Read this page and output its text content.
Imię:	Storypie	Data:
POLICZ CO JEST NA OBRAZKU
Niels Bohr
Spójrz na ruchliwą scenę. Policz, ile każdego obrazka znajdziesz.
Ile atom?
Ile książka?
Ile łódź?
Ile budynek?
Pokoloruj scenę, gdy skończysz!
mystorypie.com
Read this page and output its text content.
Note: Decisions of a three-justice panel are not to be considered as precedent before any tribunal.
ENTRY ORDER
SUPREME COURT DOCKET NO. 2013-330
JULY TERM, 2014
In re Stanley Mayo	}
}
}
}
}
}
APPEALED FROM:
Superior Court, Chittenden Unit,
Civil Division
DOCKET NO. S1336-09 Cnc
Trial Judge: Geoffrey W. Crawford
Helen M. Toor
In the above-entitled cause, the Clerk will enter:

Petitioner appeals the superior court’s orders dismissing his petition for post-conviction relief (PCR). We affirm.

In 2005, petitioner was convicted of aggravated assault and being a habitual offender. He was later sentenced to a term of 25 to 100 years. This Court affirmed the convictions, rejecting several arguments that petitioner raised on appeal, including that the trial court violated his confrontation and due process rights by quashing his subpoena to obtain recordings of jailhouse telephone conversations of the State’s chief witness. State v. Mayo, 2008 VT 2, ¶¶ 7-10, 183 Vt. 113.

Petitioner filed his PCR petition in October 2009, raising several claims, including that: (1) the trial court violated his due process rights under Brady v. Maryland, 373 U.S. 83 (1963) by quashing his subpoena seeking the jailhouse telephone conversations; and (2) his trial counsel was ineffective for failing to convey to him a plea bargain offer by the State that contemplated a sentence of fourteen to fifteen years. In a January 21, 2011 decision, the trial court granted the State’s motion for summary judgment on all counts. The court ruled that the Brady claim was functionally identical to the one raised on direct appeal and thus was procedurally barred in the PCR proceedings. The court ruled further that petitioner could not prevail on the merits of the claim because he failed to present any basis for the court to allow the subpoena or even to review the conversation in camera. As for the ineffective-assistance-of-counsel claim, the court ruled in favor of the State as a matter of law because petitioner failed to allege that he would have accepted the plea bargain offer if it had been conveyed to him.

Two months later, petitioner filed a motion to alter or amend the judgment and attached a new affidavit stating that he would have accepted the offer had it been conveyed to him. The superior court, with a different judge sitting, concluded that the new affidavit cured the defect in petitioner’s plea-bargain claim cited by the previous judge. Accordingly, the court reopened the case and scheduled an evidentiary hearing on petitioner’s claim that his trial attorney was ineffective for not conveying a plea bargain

* [JOB] Repeat the listing exactly, from its first line to its last.

* [ANSWER TO THE TASK]
Read this page and output its text content.
Imię:	Storypie	Data:
POLICZ CO JEST NA OBRAZKU
Niels Bohr
Spójrz na ruchliwą scenę. Policz, ile każdego obrazka znajdziesz.
Ile atom?
Ile książka?
Ile łódź?
Ile budynek?
Pokoloruj scenę, gdy skończysz!
mystorypie.com
Read this page and output its text content.
Note: Decisions of a three-justice panel are not to be considered as precedent before any tribunal.
ENTRY ORDER
SUPREME COURT DOCKET NO. 2013-330
JULY TERM, 2014
In re Stanley Mayo	}
}
}
}
}
}
APPEALED FROM:
Superior Court, Chittenden Unit,
Civil Division
DOCKET NO. S1336-09 Cnc
Trial Judge: Geoffrey W. Crawford
Helen M. Toor
In the above-entitled cause, the Clerk will enter:

Petitioner appeals the superior court’s orders dismissing his petition for post-conviction relief (PCR). We affirm.

In 2005, petitioner was convicted of aggravated assault and being a habitual offender. He was later sentenced to a term of 25 to 100 years. This Court affirmed the convictions, rejecting several arguments that petitioner raised on appeal, including that the trial court violated his confrontation and due process rights by quashing his subpoena to obtain recordings of jailhouse telephone conversations of the State’s chief witness. State v. Mayo, 2008 VT 2, ¶¶ 7-10, 183 Vt. 113.

Petitioner filed his PCR petition in October 2009, raising several claims, including that: (1) the trial court violated his due process rights under Brady v. Maryland, 373 U.S. 83 (1963) by quashing his subpoena seeking the jailhouse telephone conversations; and (2) his trial counsel was ineffective for failing to convey to him a plea bargain offer by the State that contemplated a sentence of fourteen to fifteen years. In a January 21, 2011 decision, the trial court granted the State’s motion for summary judgment on all counts. The court ruled that the Brady claim was functionally identical to the one raised on direct appeal and thus was procedurally barred in the PCR proceedings. The court ruled further that petitioner could not prevail on the merits of the claim because he failed to present any basis for the court to allow the subpoena or even to review the conversation in camera. As for the ineffective-assistance-of-counsel claim, the court ruled in favor of the State as a matter of law because petitioner failed to allege that he would have accepted the plea bargain offer if it had been conveyed to him.

Two months later, petitioner filed a motion to alter or amend the judgment and attached a new affidavit stating that he would have accepted the offer had it been conveyed to him. The superior court, with a different judge sitting, concluded that the new affidavit cured the defect in petitioner’s plea-bargain claim cited by the previous judge. Accordingly, the court reopened the case and scheduled an evidentiary hearing on petitioner’s claim that his trial attorney was ineffective for not conveying a plea bargain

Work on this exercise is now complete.